Collected data entries
——

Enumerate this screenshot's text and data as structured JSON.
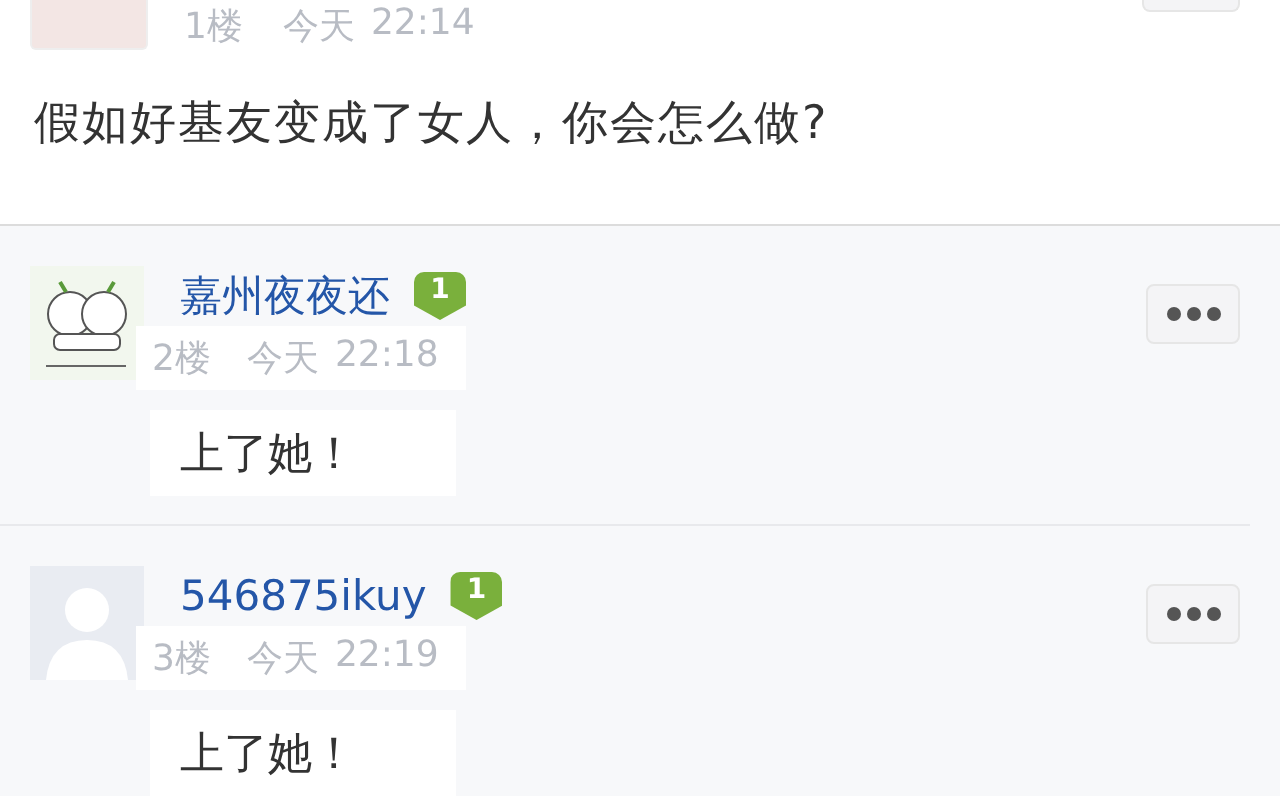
{
  "post": {
    "floor": "1楼",
    "day": "今天",
    "time": "22:14",
    "title": "假如好基友变成了女人，你会怎么做?"
  },
  "replies": [
    {
      "kind": "cartoon",
      "name": "嘉州夜夜还",
      "level": "1",
      "floor": "2楼",
      "day": "今天",
      "time": "22:18",
      "content": "上了她！"
    },
    {
      "kind": "default",
      "name": "546875ikuy",
      "level": "1",
      "floor": "3楼",
      "day": "今天",
      "time": "22:19",
      "content": "上了她！"
    }
  ]
}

——

Copy every record character for character. Skip the pictures.

Enumerate this screenshot's text and data as structured JSON.
{
  "post": {
    "floor": "1楼",
    "day": "今天",
    "time": "22:14",
    "title": "假如好基友变成了女人，你会怎么做?"
  },
  "replies": [
    {
      "kind": "cartoon",
      "name": "嘉州夜夜还",
      "level": "1",
      "floor": "2楼",
      "day": "今天",
      "time": "22:18",
      "content": "上了她！"
    },
    {
      "kind": "default",
      "name": "546875ikuy",
      "level": "1",
      "floor": "3楼",
      "day": "今天",
      "time": "22:19",
      "content": "上了她！"
    }
  ]
}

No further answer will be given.